## start DATA FOR PROCESSING

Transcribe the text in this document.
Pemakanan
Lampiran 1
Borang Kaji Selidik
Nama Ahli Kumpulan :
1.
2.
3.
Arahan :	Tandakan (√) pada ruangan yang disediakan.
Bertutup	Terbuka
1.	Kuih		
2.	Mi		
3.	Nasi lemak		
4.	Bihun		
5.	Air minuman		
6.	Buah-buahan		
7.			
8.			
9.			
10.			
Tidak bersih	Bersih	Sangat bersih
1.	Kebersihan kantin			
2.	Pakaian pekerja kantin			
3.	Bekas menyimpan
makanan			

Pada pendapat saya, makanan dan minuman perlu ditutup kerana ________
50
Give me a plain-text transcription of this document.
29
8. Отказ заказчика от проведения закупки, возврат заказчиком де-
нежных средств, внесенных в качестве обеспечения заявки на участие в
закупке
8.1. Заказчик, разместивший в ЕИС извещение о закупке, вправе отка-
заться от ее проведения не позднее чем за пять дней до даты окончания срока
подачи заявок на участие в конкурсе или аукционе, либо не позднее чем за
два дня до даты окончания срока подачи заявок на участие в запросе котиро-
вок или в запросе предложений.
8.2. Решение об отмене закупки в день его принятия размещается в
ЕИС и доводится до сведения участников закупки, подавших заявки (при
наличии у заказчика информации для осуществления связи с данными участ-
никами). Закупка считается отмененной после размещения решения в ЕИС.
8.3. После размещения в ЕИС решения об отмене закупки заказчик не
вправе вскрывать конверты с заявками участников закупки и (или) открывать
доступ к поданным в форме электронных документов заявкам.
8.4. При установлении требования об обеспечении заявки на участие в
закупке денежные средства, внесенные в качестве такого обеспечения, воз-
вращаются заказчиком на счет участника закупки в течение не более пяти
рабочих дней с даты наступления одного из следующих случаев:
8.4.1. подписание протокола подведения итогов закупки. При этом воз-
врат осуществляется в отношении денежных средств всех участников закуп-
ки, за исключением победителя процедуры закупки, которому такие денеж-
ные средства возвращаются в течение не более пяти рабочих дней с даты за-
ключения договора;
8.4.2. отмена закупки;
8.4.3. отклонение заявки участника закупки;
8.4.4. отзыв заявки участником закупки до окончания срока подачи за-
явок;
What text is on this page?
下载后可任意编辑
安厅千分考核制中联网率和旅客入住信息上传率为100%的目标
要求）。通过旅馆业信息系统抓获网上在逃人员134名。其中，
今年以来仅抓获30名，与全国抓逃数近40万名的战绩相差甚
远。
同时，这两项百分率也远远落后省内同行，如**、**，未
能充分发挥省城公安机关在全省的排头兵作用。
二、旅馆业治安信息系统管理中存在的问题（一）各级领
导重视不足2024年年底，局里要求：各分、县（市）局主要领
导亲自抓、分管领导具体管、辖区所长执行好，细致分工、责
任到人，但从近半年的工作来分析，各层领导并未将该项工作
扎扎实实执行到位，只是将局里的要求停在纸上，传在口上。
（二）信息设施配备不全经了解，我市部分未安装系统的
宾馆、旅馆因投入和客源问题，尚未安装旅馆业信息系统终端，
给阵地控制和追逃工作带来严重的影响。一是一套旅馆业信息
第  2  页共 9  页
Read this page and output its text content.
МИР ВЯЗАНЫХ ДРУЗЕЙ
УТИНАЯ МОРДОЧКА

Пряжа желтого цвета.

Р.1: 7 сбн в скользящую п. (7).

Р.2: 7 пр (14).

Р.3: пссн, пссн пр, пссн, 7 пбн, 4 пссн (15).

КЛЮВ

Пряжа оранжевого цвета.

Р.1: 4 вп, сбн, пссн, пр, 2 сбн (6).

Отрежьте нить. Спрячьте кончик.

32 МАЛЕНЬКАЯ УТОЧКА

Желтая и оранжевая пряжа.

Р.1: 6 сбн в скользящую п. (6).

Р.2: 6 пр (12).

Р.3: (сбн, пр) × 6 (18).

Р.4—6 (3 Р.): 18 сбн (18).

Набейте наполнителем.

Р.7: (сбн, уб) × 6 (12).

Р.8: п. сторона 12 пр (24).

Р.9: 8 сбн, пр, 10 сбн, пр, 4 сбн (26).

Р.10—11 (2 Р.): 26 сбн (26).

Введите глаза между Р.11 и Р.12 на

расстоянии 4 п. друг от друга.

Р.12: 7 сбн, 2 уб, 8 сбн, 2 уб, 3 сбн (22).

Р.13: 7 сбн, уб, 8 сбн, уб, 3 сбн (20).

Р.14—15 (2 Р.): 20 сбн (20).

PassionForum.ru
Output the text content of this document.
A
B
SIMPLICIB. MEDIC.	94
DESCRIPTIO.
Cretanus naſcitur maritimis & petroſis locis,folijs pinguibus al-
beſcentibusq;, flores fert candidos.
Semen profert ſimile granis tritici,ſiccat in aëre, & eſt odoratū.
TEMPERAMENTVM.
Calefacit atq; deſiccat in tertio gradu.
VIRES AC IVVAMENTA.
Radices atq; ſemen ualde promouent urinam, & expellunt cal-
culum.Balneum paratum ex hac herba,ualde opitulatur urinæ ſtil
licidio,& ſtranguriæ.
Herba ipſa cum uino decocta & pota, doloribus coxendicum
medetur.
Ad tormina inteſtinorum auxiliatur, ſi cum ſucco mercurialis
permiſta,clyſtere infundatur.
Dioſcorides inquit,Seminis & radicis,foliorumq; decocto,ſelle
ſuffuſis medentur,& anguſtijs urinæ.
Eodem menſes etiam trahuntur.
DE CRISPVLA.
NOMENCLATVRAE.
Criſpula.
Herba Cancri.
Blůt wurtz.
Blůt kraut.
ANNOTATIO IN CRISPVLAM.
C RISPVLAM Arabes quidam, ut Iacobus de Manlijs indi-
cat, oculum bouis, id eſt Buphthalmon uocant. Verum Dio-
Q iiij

## end DATA FOR PROCESSING

• TASK INSTRUCTIONS:
What do the records say? Quote them all exactly.

• FINAL RESULT:
Transcribe the text in this document.
Pemakanan
Lampiran 1
Borang Kaji Selidik
Nama Ahli Kumpulan :
1.
2.
3.
Arahan :	Tandakan (√) pada ruangan yang disediakan.
Bertutup	Terbuka
1.	Kuih		
2.	Mi		
3.	Nasi lemak		
4.	Bihun		
5.	Air minuman		
6.	Buah-buahan		
7.			
8.			
9.			
10.			
Tidak bersih	Bersih	Sangat bersih
1.	Kebersihan kantin			
2.	Pakaian pekerja kantin			
3.	Bekas menyimpan
makanan			

Pada pendapat saya, makanan dan minuman perlu ditutup kerana ________
50
Give me a plain-text transcription of this document.
29
8. Отказ заказчика от проведения закупки, возврат заказчиком де-
нежных средств, внесенных в качестве обеспечения заявки на участие в
закупке
8.1. Заказчик, разместивший в ЕИС извещение о закупке, вправе отка-
заться от ее проведения не позднее чем за пять дней до даты окончания срока
подачи заявок на участие в конкурсе или аукционе, либо не позднее чем за
два дня до даты окончания срока подачи заявок на участие в запросе котиро-
вок или в запросе предложений.
8.2. Решение об отмене закупки в день его принятия размещается в
ЕИС и доводится до сведения участников закупки, подавших заявки (при
наличии у заказчика информации для осуществления связи с данными участ-
никами). Закупка считается отмененной после размещения решения в ЕИС.
8.3. После размещения в ЕИС решения об отмене закупки заказчик не
вправе вскрывать конверты с заявками участников закупки и (или) открывать
доступ к поданным в форме электронных документов заявкам.
8.4. При установлении требования об обеспечении заявки на участие в
закупке денежные средства, внесенные в качестве такого обеспечения, воз-
вращаются заказчиком на счет участника закупки в течение не более пяти
рабочих дней с даты наступления одного из следующих случаев:
8.4.1. подписание протокола подведения итогов закупки. При этом воз-
врат осуществляется в отношении денежных средств всех участников закуп-
ки, за исключением победителя процедуры закупки, которому такие денеж-
ные средства возвращаются в течение не более пяти рабочих дней с даты за-
ключения договора;
8.4.2. отмена закупки;
8.4.3. отклонение заявки участника закупки;
8.4.4. отзыв заявки участником закупки до окончания срока подачи за-
явок;
What text is on this page?
下载后可任意编辑
安厅千分考核制中联网率和旅客入住信息上传率为100%的目标
要求）。通过旅馆业信息系统抓获网上在逃人员134名。其中，
今年以来仅抓获30名，与全国抓逃数近40万名的战绩相差甚
远。
同时，这两项百分率也远远落后省内同行，如**、**，未
能充分发挥省城公安机关在全省的排头兵作用。
二、旅馆业治安信息系统管理中存在的问题（一）各级领
导重视不足2024年年底，局里要求：各分、县（市）局主要领
导亲自抓、分管领导具体管、辖区所长执行好，细致分工、责
任到人，但从近半年的工作来分析，各层领导并未将该项工作
扎扎实实执行到位，只是将局里的要求停在纸上，传在口上。
（二）信息设施配备不全经了解，我市部分未安装系统的
宾馆、旅馆因投入和客源问题，尚未安装旅馆业信息系统终端，
给阵地控制和追逃工作带来严重的影响。一是一套旅馆业信息
第  2  页共 9  页
Read this page and output its text content.
МИР ВЯЗАНЫХ ДРУЗЕЙ
УТИНАЯ МОРДОЧКА

Пряжа желтого цвета.

Р.1: 7 сбн в скользящую п. (7).

Р.2: 7 пр (14).

Р.3: пссн, пссн пр, пссн, 7 пбн, 4 пссн (15).

КЛЮВ

Пряжа оранжевого цвета.

Р.1: 4 вп, сбн, пссн, пр, 2 сбн (6).

Отрежьте нить. Спрячьте кончик.

32 МАЛЕНЬКАЯ УТОЧКА

Желтая и оранжевая пряжа.

Р.1: 6 сбн в скользящую п. (6).

Р.2: 6 пр (12).

Р.3: (сбн, пр) × 6 (18).

Р.4—6 (3 Р.): 18 сбн (18).

Набейте наполнителем.

Р.7: (сбн, уб) × 6 (12).

Р.8: п. сторона 12 пр (24).

Р.9: 8 сбн, пр, 10 сбн, пр, 4 сбн (26).

Р.10—11 (2 Р.): 26 сбн (26).

Введите глаза между Р.11 и Р.12 на

расстоянии 4 п. друг от друга.

Р.12: 7 сбн, 2 уб, 8 сбн, 2 уб, 3 сбн (22).

Р.13: 7 сбн, уб, 8 сбн, уб, 3 сбн (20).

Р.14—15 (2 Р.): 20 сбн (20).

PassionForum.ru
Output the text content of this document.
A
B
SIMPLICIB. MEDIC.	94
DESCRIPTIO.
Cretanus naſcitur maritimis & petroſis locis,folijs pinguibus al-
beſcentibusq;, flores fert candidos.
Semen profert ſimile granis tritici,ſiccat in aëre, & eſt odoratū.
TEMPERAMENTVM.
Calefacit atq; deſiccat in tertio gradu.
VIRES AC IVVAMENTA.
Radices atq; ſemen ualde promouent urinam, & expellunt cal-
culum.Balneum paratum ex hac herba,ualde opitulatur urinæ ſtil
licidio,& ſtranguriæ.
Herba ipſa cum uino decocta & pota, doloribus coxendicum
medetur.
Ad tormina inteſtinorum auxiliatur, ſi cum ſucco mercurialis
permiſta,clyſtere infundatur.
Dioſcorides inquit,Seminis & radicis,foliorumq; decocto,ſelle
ſuffuſis medentur,& anguſtijs urinæ.
Eodem menſes etiam trahuntur.
DE CRISPVLA.
NOMENCLATVRAE.
Criſpula.
Herba Cancri.
Blůt wurtz.
Blůt kraut.
ANNOTATIO IN CRISPVLAM.
C RISPVLAM Arabes quidam, ut Iacobus de Manlijs indi-
cat, oculum bouis, id eſt Buphthalmon uocant. Verum Dio-
Q iiij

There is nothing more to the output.